> **SET TASK**:
Keep the pictures out of the copy and print all the entries below exactly.

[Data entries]
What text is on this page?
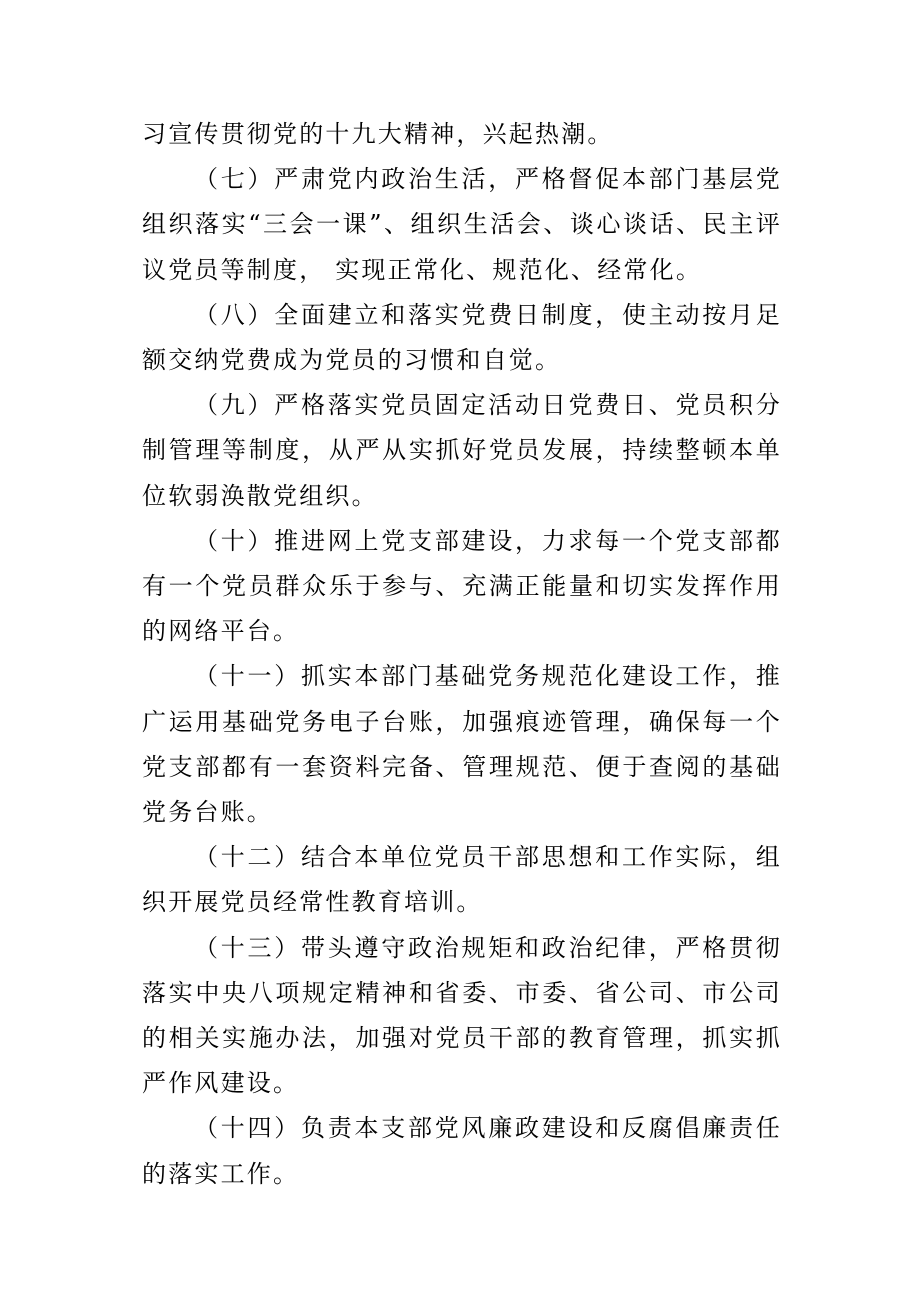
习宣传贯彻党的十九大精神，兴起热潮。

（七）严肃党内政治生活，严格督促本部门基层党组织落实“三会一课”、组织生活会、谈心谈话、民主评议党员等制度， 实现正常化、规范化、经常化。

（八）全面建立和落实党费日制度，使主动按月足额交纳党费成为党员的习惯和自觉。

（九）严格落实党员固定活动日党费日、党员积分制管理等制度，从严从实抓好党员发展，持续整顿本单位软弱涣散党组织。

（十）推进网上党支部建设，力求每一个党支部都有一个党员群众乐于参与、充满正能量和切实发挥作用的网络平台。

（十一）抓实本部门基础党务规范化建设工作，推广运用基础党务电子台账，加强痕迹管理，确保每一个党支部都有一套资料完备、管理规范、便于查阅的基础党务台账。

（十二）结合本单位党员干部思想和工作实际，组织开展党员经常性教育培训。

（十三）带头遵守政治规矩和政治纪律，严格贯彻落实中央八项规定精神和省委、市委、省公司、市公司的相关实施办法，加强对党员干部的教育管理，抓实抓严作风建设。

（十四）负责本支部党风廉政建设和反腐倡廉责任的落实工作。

> **EXERCISE ANSWER**:
What text is on this page?
习宣传贯彻党的十九大精神，兴起热潮。

（七）严肃党内政治生活，严格督促本部门基层党组织落实“三会一课”、组织生活会、谈心谈话、民主评议党员等制度， 实现正常化、规范化、经常化。

（八）全面建立和落实党费日制度，使主动按月足额交纳党费成为党员的习惯和自觉。

（九）严格落实党员固定活动日党费日、党员积分制管理等制度，从严从实抓好党员发展，持续整顿本单位软弱涣散党组织。

（十）推进网上党支部建设，力求每一个党支部都有一个党员群众乐于参与、充满正能量和切实发挥作用的网络平台。

（十一）抓实本部门基础党务规范化建设工作，推广运用基础党务电子台账，加强痕迹管理，确保每一个党支部都有一套资料完备、管理规范、便于查阅的基础党务台账。

（十二）结合本单位党员干部思想和工作实际，组织开展党员经常性教育培训。

（十三）带头遵守政治规矩和政治纪律，严格贯彻落实中央八项规定精神和省委、市委、省公司、市公司的相关实施办法，加强对党员干部的教育管理，抓实抓严作风建设。

（十四）负责本支部党风廉政建设和反腐倡廉责任的落实工作。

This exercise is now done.